** START OF Data excerpts **

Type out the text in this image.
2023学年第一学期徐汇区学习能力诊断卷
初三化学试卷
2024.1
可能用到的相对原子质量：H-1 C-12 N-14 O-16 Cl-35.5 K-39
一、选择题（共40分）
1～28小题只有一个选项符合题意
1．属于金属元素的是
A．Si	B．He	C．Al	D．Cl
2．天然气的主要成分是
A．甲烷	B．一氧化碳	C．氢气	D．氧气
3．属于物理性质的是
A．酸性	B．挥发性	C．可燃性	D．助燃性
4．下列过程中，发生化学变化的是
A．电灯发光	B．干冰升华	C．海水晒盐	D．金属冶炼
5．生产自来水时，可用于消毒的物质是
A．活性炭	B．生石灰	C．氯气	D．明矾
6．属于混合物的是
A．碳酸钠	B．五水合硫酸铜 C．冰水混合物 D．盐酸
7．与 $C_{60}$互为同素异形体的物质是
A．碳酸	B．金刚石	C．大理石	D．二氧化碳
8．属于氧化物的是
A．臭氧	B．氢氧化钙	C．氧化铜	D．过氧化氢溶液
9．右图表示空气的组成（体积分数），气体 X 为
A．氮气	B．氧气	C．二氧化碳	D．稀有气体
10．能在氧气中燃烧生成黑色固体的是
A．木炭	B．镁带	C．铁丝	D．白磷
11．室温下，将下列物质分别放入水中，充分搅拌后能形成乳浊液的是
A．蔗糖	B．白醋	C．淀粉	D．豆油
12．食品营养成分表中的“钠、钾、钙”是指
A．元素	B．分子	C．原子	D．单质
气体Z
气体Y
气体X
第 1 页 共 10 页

** END OF Data excerpts **

**Task directions:** Make an exact copy of every line in the data.

**Correct result:**
Type out the text in this image.
2023学年第一学期徐汇区学习能力诊断卷
初三化学试卷
2024.1
可能用到的相对原子质量：H-1 C-12 N-14 O-16 Cl-35.5 K-39
一、选择题（共40分）
1～28小题只有一个选项符合题意
1．属于金属元素的是
A．Si	B．He	C．Al	D．Cl
2．天然气的主要成分是
A．甲烷	B．一氧化碳	C．氢气	D．氧气
3．属于物理性质的是
A．酸性	B．挥发性	C．可燃性	D．助燃性
4．下列过程中，发生化学变化的是
A．电灯发光	B．干冰升华	C．海水晒盐	D．金属冶炼
5．生产自来水时，可用于消毒的物质是
A．活性炭	B．生石灰	C．氯气	D．明矾
6．属于混合物的是
A．碳酸钠	B．五水合硫酸铜 C．冰水混合物 D．盐酸
7．与 $C_{60}$互为同素异形体的物质是
A．碳酸	B．金刚石	C．大理石	D．二氧化碳
8．属于氧化物的是
A．臭氧	B．氢氧化钙	C．氧化铜	D．过氧化氢溶液
9．右图表示空气的组成（体积分数），气体 X 为
A．氮气	B．氧气	C．二氧化碳	D．稀有气体
10．能在氧气中燃烧生成黑色固体的是
A．木炭	B．镁带	C．铁丝	D．白磷
11．室温下，将下列物质分别放入水中，充分搅拌后能形成乳浊液的是
A．蔗糖	B．白醋	C．淀粉	D．豆油
12．食品营养成分表中的“钠、钾、钙”是指
A．元素	B．分子	C．原子	D．单质
气体Z
气体Y
气体X
第 1 页 共 10 页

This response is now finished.